### Items
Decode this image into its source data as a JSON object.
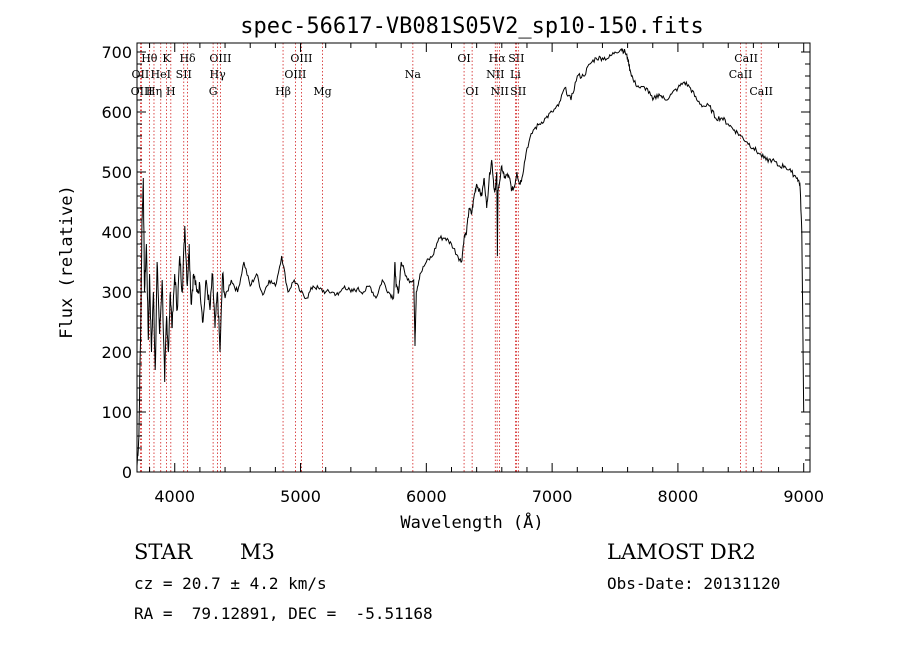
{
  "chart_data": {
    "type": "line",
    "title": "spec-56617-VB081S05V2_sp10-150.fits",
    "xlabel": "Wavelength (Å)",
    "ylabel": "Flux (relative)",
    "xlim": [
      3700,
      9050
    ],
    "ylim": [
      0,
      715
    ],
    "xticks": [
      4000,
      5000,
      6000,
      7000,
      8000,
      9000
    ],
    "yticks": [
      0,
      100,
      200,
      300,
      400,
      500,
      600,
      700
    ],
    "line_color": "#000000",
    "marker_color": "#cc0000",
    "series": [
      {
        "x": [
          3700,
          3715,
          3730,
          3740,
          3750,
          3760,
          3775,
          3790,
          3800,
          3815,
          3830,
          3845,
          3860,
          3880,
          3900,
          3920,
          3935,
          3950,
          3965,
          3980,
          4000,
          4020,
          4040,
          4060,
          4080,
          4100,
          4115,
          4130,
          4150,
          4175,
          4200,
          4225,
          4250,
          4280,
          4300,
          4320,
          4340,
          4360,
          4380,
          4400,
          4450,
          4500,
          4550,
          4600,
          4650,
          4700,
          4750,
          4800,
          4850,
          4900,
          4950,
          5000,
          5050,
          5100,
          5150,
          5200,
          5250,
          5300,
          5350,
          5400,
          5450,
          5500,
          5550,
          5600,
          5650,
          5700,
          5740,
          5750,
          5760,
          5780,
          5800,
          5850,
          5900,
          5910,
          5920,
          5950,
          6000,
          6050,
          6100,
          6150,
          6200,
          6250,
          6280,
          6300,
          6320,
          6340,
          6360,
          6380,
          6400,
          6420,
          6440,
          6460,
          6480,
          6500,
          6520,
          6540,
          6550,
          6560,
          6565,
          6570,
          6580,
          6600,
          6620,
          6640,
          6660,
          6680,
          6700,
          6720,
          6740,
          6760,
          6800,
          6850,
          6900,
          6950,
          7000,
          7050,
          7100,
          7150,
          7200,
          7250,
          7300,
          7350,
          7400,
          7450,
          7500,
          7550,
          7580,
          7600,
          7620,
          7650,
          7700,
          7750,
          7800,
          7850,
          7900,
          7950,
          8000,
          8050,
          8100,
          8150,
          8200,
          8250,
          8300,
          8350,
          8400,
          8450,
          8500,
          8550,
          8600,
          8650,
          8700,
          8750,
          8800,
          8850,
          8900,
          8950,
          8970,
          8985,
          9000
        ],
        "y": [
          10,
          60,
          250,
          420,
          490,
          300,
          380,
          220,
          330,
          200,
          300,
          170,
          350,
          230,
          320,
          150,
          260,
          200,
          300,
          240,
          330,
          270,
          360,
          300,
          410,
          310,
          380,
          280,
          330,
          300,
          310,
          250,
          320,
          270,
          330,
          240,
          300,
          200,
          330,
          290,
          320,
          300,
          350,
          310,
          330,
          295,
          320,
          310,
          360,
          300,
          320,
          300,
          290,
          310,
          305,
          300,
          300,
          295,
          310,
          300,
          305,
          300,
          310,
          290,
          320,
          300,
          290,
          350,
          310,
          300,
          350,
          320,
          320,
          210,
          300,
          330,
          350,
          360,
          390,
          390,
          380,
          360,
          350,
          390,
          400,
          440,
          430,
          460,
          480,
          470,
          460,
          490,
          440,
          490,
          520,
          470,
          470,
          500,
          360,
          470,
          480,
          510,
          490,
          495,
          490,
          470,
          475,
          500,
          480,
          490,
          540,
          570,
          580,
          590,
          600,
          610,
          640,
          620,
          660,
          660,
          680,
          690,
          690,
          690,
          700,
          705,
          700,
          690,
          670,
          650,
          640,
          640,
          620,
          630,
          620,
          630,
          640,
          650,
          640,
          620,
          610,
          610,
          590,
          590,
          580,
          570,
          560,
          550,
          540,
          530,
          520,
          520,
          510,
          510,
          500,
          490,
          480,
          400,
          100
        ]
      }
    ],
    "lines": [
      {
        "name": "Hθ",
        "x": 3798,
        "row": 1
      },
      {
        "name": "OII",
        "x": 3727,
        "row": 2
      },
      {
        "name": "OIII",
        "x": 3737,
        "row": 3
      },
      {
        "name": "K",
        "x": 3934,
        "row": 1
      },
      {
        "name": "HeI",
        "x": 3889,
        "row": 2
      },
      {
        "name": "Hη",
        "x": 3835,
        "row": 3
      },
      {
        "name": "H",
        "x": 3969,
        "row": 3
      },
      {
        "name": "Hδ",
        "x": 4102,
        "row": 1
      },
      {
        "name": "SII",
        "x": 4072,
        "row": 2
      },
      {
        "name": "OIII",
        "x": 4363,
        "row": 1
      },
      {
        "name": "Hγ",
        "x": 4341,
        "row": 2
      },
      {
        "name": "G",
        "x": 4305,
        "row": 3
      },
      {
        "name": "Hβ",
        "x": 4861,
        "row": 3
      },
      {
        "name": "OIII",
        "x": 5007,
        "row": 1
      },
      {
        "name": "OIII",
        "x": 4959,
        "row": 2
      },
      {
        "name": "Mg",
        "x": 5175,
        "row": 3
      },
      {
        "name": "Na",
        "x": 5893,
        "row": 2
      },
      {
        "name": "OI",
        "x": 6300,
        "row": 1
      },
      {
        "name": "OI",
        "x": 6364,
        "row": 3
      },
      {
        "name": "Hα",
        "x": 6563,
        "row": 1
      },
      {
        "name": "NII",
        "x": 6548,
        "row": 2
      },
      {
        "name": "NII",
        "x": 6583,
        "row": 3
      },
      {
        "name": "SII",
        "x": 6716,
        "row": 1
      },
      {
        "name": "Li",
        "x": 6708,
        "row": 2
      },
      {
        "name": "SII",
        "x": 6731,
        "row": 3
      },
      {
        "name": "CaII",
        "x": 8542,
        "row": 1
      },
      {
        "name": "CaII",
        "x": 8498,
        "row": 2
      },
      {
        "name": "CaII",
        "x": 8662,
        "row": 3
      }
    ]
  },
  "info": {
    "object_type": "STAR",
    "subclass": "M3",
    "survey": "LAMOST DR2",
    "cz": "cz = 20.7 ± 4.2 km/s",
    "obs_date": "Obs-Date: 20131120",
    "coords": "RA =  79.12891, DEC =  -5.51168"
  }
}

---

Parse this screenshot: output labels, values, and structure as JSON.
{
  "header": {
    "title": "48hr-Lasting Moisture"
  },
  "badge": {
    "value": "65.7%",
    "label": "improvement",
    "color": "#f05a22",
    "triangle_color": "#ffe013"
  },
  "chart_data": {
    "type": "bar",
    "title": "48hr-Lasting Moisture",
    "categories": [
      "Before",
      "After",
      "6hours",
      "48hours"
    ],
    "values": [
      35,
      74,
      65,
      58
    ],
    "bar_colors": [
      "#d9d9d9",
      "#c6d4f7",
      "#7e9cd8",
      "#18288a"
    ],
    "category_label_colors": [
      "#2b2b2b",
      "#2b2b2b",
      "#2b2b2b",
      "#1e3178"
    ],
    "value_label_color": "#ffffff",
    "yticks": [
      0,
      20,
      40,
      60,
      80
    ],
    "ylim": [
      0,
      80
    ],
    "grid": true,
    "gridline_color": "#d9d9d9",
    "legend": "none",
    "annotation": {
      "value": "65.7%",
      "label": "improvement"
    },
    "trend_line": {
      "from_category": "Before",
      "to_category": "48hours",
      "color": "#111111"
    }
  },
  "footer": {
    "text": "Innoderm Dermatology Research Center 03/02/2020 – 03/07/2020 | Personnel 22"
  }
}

### Written exercise
Tally up how many lines in the preceding listing contain the word "this". Give nothing but the number.

### Answer below
2